→ **PROBLEM STATEMENT**
Repeat the material below exactly, with no pictures.

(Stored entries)

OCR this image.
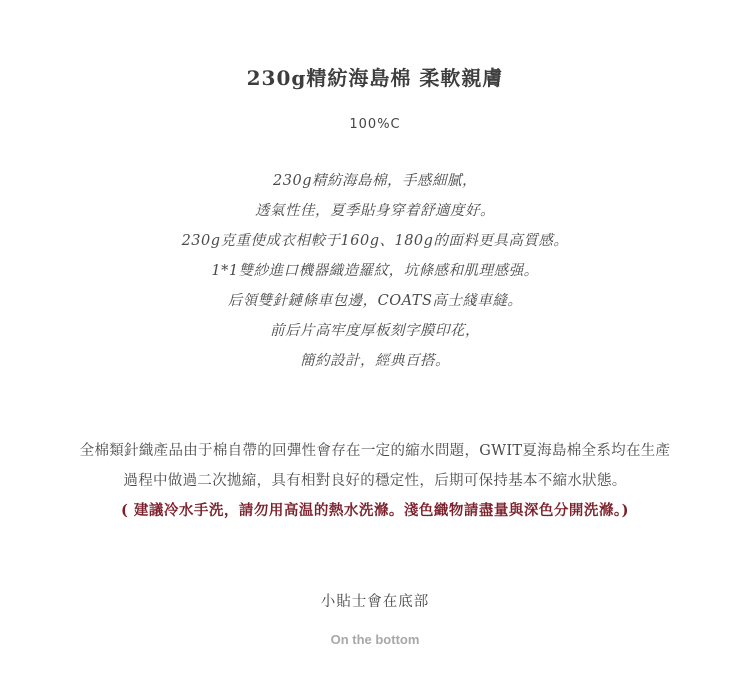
230g精紡海島棉 柔軟親膚
100%C
230g精紡海島棉，手感細膩，
透氣性佳，夏季貼身穿着舒適度好。
230g克重使成衣相較于160g、180g的面料更具高質感。
1*1雙紗進口機器織造羅紋，坑條感和肌理感强。
后領雙針鏈條車包邊，COATS高士綫車縫。
前后片高牢度厚板刻字膜印花，
簡約設計，經典百搭。
全棉類針織產品由于棉自帶的回彈性會存在一定的縮水問題，GWIT夏海島棉全系均在生產
過程中做過二次拋縮，具有相對良好的穩定性，后期可保持基本不縮水狀態。
( 建議冷水手洗，請勿用高温的熱水洗滌。淺色織物請盡量與深色分開洗滌。)
小貼士會在底部
On the bottom
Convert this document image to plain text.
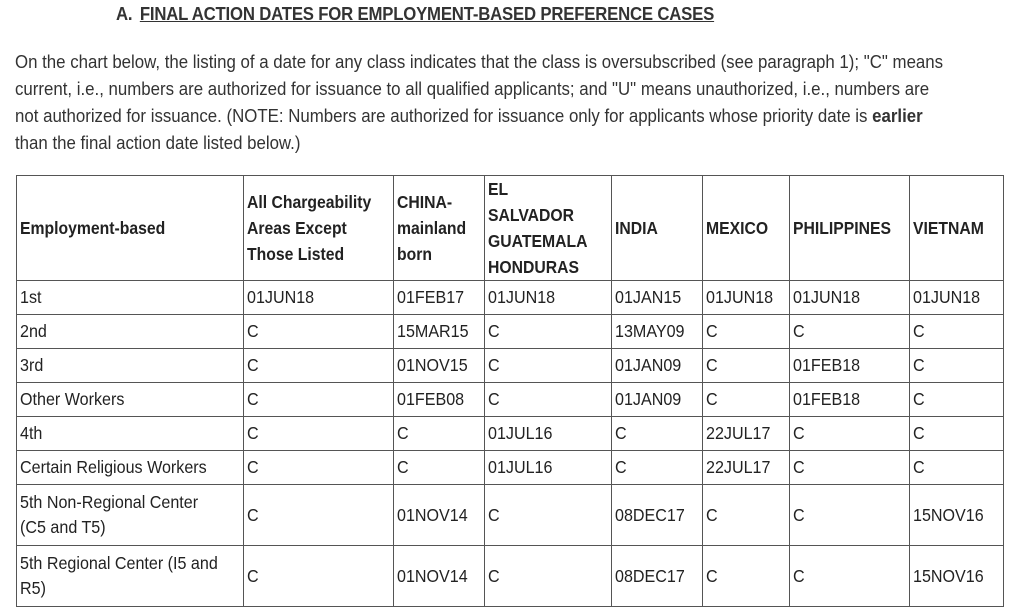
A. FINAL ACTION DATES FOR EMPLOYMENT-BASED PREFERENCE CASES
On the chart below, the listing of a date for any class indicates that the class is oversubscribed (see paragraph 1); "C" means
current, i.e., numbers are authorized for issuance to all qualified applicants; and "U" means unauthorized, i.e., numbers are
not authorized for issuance. (NOTE: Numbers are authorized for issuance only for applicants whose priority date is earlier
than the final action date listed below.)
Employment-based	All Chargeability Areas Except Those Listed	CHINA-mainland born	EL SALVADOR GUATEMALA HONDURAS	INDIA	MEXICO	PHILIPPINES	VIETNAM
1st	01JUN18	01FEB17	01JUN18	01JAN15	01JUN18	01JUN18	01JUN18
2nd	C	15MAR15	C	13MAY09	C	C	C
3rd	C	01NOV15	C	01JAN09	C	01FEB18	C
Other Workers	C	01FEB08	C	01JAN09	C	01FEB18	C
4th	C	C	01JUL16	C	22JUL17	C	C
Certain Religious Workers	C	C	01JUL16	C	22JUL17	C	C
5th Non-Regional Center (C5 and T5)	C	01NOV14	C	08DEC17	C	C	15NOV16
5th Regional Center (I5 and R5)	C	01NOV14	C	08DEC17	C	C	15NOV16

→ **WRITTEN SOLUTION**
OCR this image.
230g精紡海島棉 柔軟親膚
100%C
230g精紡海島棉，手感細膩，
透氣性佳，夏季貼身穿着舒適度好。
230g克重使成衣相較于160g、180g的面料更具高質感。
1*1雙紗進口機器織造羅紋，坑條感和肌理感强。
后領雙針鏈條車包邊，COATS高士綫車縫。
前后片高牢度厚板刻字膜印花，
簡約設計，經典百搭。
全棉類針織產品由于棉自帶的回彈性會存在一定的縮水問題，GWIT夏海島棉全系均在生產
過程中做過二次拋縮，具有相對良好的穩定性，后期可保持基本不縮水狀態。
( 建議冷水手洗，請勿用高温的熱水洗滌。淺色織物請盡量與深色分開洗滌。)
小貼士會在底部
On the bottom
Convert this document image to plain text.
A. FINAL ACTION DATES FOR EMPLOYMENT-BASED PREFERENCE CASES
On the chart below, the listing of a date for any class indicates that the class is oversubscribed (see paragraph 1); "C" means
current, i.e., numbers are authorized for issuance to all qualified applicants; and "U" means unauthorized, i.e., numbers are
not authorized for issuance. (NOTE: Numbers are authorized for issuance only for applicants whose priority date is earlier
than the final action date listed below.)
Employment-based	All Chargeability Areas Except Those Listed	CHINA-mainland born	EL SALVADOR GUATEMALA HONDURAS	INDIA	MEXICO	PHILIPPINES	VIETNAM
1st	01JUN18	01FEB17	01JUN18	01JAN15	01JUN18	01JUN18	01JUN18
2nd	C	15MAR15	C	13MAY09	C	C	C
3rd	C	01NOV15	C	01JAN09	C	01FEB18	C
Other Workers	C	01FEB08	C	01JAN09	C	01FEB18	C
4th	C	C	01JUL16	C	22JUL17	C	C
Certain Religious Workers	C	C	01JUL16	C	22JUL17	C	C
5th Non-Regional Center (C5 and T5)	C	01NOV14	C	08DEC17	C	C	15NOV16
5th Regional Center (I5 and R5)	C	01NOV14	C	08DEC17	C	C	15NOV16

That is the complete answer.